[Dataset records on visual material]

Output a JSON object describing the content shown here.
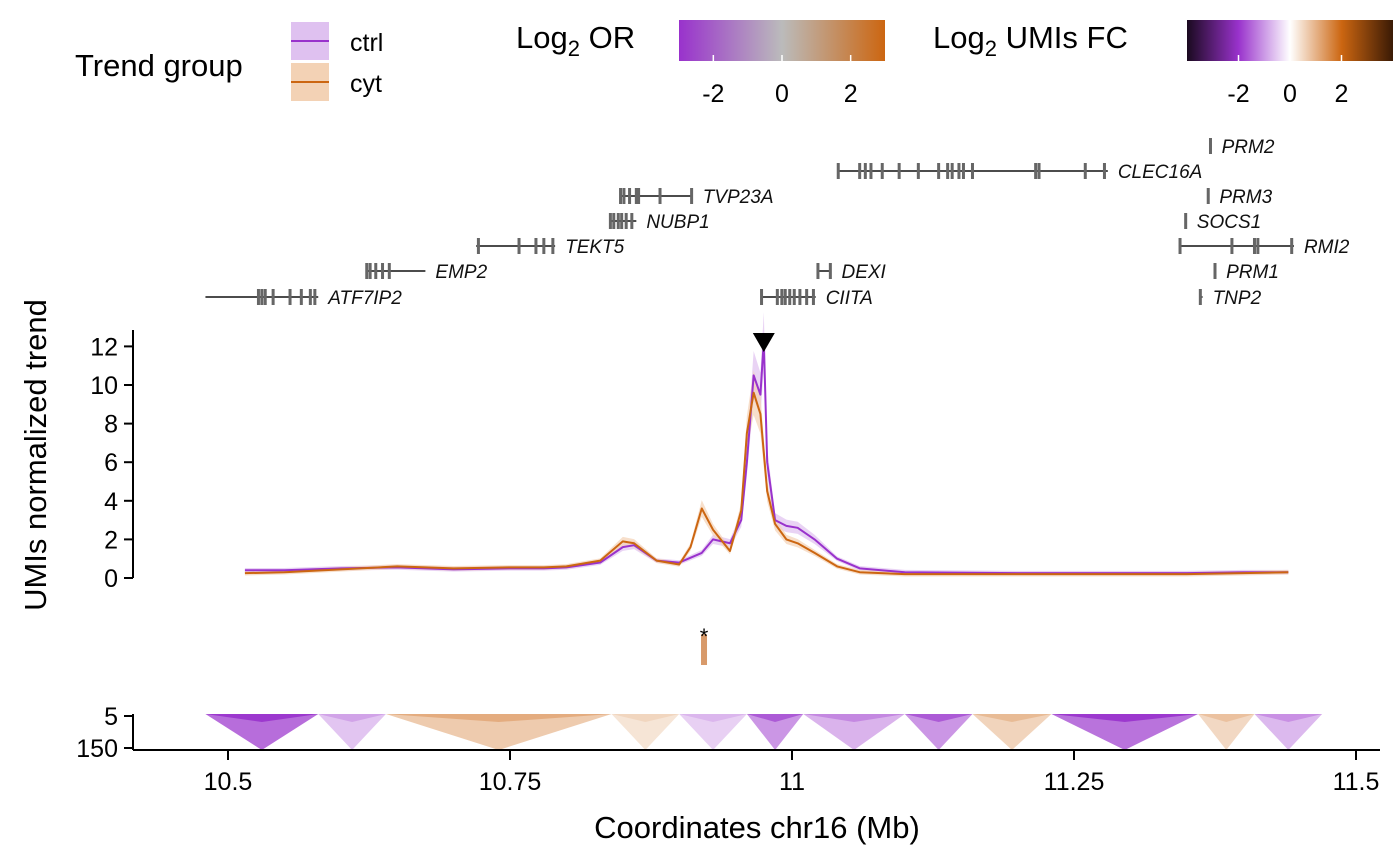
{
  "chart_data": {
    "type": "line",
    "xlabel": "Coordinates chr16 (Mb)",
    "ylabel": "UMIs normalized trend",
    "xlim": [
      10.43,
      11.52
    ],
    "ylim": [
      0,
      12.6
    ],
    "x_ticks": [
      {
        "value": 10.5,
        "label": "10.5"
      },
      {
        "value": 10.75,
        "label": "10.75"
      },
      {
        "value": 11.0,
        "label": "11"
      },
      {
        "value": 11.25,
        "label": "11.25"
      },
      {
        "value": 11.5,
        "label": "11.5"
      }
    ],
    "y_ticks": [
      {
        "value": 0,
        "label": "0"
      },
      {
        "value": 2,
        "label": "2"
      },
      {
        "value": 4,
        "label": "4"
      },
      {
        "value": 6,
        "label": "6"
      },
      {
        "value": 8,
        "label": "8"
      },
      {
        "value": 10,
        "label": "10"
      },
      {
        "value": 12,
        "label": "12"
      }
    ],
    "viewpoint": 10.975,
    "legend": {
      "title": "Trend group",
      "placement": "top-left",
      "entries": [
        {
          "name": "ctrl",
          "color": "#9932cc",
          "band": "#dfc1f0"
        },
        {
          "name": "cyt",
          "color": "#cc6611",
          "band": "#f3d2b5"
        }
      ]
    },
    "or_scale": {
      "title_main": "Log",
      "title_sub": "2",
      "title_rest": " OR",
      "colors": [
        "#9932cc",
        "#bbbbbb",
        "#cc6611"
      ],
      "ticks": [
        {
          "value": -2,
          "label": "-2"
        },
        {
          "value": 0,
          "label": "0"
        },
        {
          "value": 2,
          "label": "2"
        }
      ],
      "range": [
        -3,
        3
      ]
    },
    "fc_scale": {
      "title_main": "Log",
      "title_sub": "2",
      "title_rest": " UMIs FC",
      "colors": [
        "#1a0a1f",
        "#9932cc",
        "#ffffff",
        "#cc6611",
        "#3a1a05"
      ],
      "ticks": [
        {
          "value": -2,
          "label": "-2"
        },
        {
          "value": 0,
          "label": "0"
        },
        {
          "value": 2,
          "label": "2"
        }
      ],
      "range": [
        -4,
        4
      ]
    },
    "genes": [
      {
        "name": "ATF7IP2",
        "start": 10.48,
        "end": 10.58,
        "exons": [
          10.527,
          10.53,
          10.533,
          10.54,
          10.555,
          10.565,
          10.573,
          10.577
        ]
      },
      {
        "name": "EMP2",
        "start": 10.622,
        "end": 10.675,
        "exons": [
          10.623,
          10.626,
          10.631,
          10.637,
          10.643
        ]
      },
      {
        "name": "TEKT5",
        "start": 10.72,
        "end": 10.79,
        "exons": [
          10.722,
          10.758,
          10.773,
          10.78,
          10.788
        ]
      },
      {
        "name": "NUBP1",
        "start": 10.838,
        "end": 10.862,
        "exons": [
          10.839,
          10.842,
          10.846,
          10.849,
          10.853,
          10.858
        ]
      },
      {
        "name": "TVP23A",
        "start": 10.847,
        "end": 10.912,
        "exons": [
          10.848,
          10.851,
          10.856,
          10.862,
          10.864,
          10.883,
          10.911
        ]
      },
      {
        "name": "DEXI",
        "start": 11.022,
        "end": 11.035,
        "exons": [
          11.023,
          11.034
        ]
      },
      {
        "name": "CIITA",
        "start": 10.972,
        "end": 11.021,
        "exons": [
          10.973,
          10.987,
          10.991,
          10.994,
          10.998,
          11.002,
          11.007,
          11.013,
          11.019
        ]
      },
      {
        "name": "CLEC16A",
        "start": 11.04,
        "end": 11.28,
        "exons": [
          11.041,
          11.06,
          11.065,
          11.07,
          11.08,
          11.095,
          11.112,
          11.13,
          11.138,
          11.142,
          11.148,
          11.152,
          11.16,
          11.216,
          11.219,
          11.26,
          11.277
        ]
      },
      {
        "name": "PRM2",
        "start": 11.37,
        "end": 11.372,
        "exons": [
          11.371
        ]
      },
      {
        "name": "PRM3",
        "start": 11.368,
        "end": 11.37,
        "exons": [
          11.369
        ]
      },
      {
        "name": "SOCS1",
        "start": 11.348,
        "end": 11.35,
        "exons": [
          11.349
        ]
      },
      {
        "name": "RMI2",
        "start": 11.343,
        "end": 11.445,
        "exons": [
          11.344,
          11.39,
          11.41,
          11.413,
          11.443
        ]
      },
      {
        "name": "PRM1",
        "start": 11.374,
        "end": 11.376,
        "exons": [
          11.375
        ]
      },
      {
        "name": "TNP2",
        "start": 11.361,
        "end": 11.364,
        "exons": [
          11.362
        ]
      }
    ],
    "series": [
      {
        "name": "ctrl",
        "x": [
          10.515,
          10.55,
          10.6,
          10.65,
          10.7,
          10.75,
          10.78,
          10.8,
          10.83,
          10.85,
          10.86,
          10.88,
          10.9,
          10.92,
          10.93,
          10.945,
          10.955,
          10.96,
          10.966,
          10.972,
          10.975,
          10.978,
          10.985,
          10.995,
          11.005,
          11.02,
          11.04,
          11.06,
          11.1,
          11.2,
          11.3,
          11.35,
          11.4,
          11.44
        ],
        "y": [
          0.4,
          0.4,
          0.5,
          0.55,
          0.45,
          0.5,
          0.5,
          0.55,
          0.8,
          1.6,
          1.7,
          0.9,
          0.8,
          1.3,
          2.0,
          1.8,
          3.0,
          6.0,
          10.5,
          9.5,
          12.3,
          6.0,
          3.0,
          2.7,
          2.6,
          2.0,
          1.0,
          0.5,
          0.3,
          0.25,
          0.25,
          0.25,
          0.3,
          0.3
        ]
      },
      {
        "name": "cyt",
        "x": [
          10.515,
          10.55,
          10.6,
          10.65,
          10.7,
          10.75,
          10.78,
          10.8,
          10.83,
          10.85,
          10.86,
          10.88,
          10.9,
          10.91,
          10.92,
          10.93,
          10.945,
          10.955,
          10.96,
          10.966,
          10.972,
          10.975,
          10.978,
          10.985,
          10.995,
          11.005,
          11.02,
          11.04,
          11.06,
          11.1,
          11.2,
          11.3,
          11.35,
          11.4,
          11.44
        ],
        "y": [
          0.25,
          0.3,
          0.45,
          0.6,
          0.5,
          0.55,
          0.55,
          0.6,
          0.9,
          1.9,
          1.8,
          0.9,
          0.7,
          1.6,
          3.6,
          2.5,
          1.4,
          3.5,
          7.5,
          9.6,
          8.5,
          6.5,
          4.5,
          2.8,
          2.0,
          1.8,
          1.3,
          0.6,
          0.3,
          0.2,
          0.2,
          0.2,
          0.2,
          0.25,
          0.3
        ]
      }
    ],
    "or_signal": {
      "x": 10.922,
      "value": 2.2,
      "annotation": "*"
    },
    "heatmap": {
      "y_ticks": [
        {
          "value": 5,
          "label": "5"
        },
        {
          "value": 150,
          "label": "150"
        }
      ],
      "x_range": [
        10.48,
        11.47
      ],
      "blocks": [
        {
          "start": 10.48,
          "end": 10.58,
          "value": -2.5
        },
        {
          "start": 10.58,
          "end": 10.64,
          "value": -1.0
        },
        {
          "start": 10.64,
          "end": 10.84,
          "value": 1.2
        },
        {
          "start": 10.84,
          "end": 10.9,
          "value": 0.6
        },
        {
          "start": 10.9,
          "end": 10.96,
          "value": -0.8
        },
        {
          "start": 10.96,
          "end": 11.01,
          "value": -1.8
        },
        {
          "start": 11.01,
          "end": 11.1,
          "value": -1.3
        },
        {
          "start": 11.1,
          "end": 11.16,
          "value": -1.8
        },
        {
          "start": 11.16,
          "end": 11.23,
          "value": 1.0
        },
        {
          "start": 11.23,
          "end": 11.36,
          "value": -2.4
        },
        {
          "start": 11.36,
          "end": 11.41,
          "value": 0.9
        },
        {
          "start": 11.41,
          "end": 11.47,
          "value": -1.2
        }
      ]
    }
  }
}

**TASK TO COMPLETE:** Wherever the string "UMIs" appears in the data above, copy the line it sits in.

**TASK OUTPUT:**
    "ylabel": "UMIs normalized trend",
      "title_rest": " UMIs FC",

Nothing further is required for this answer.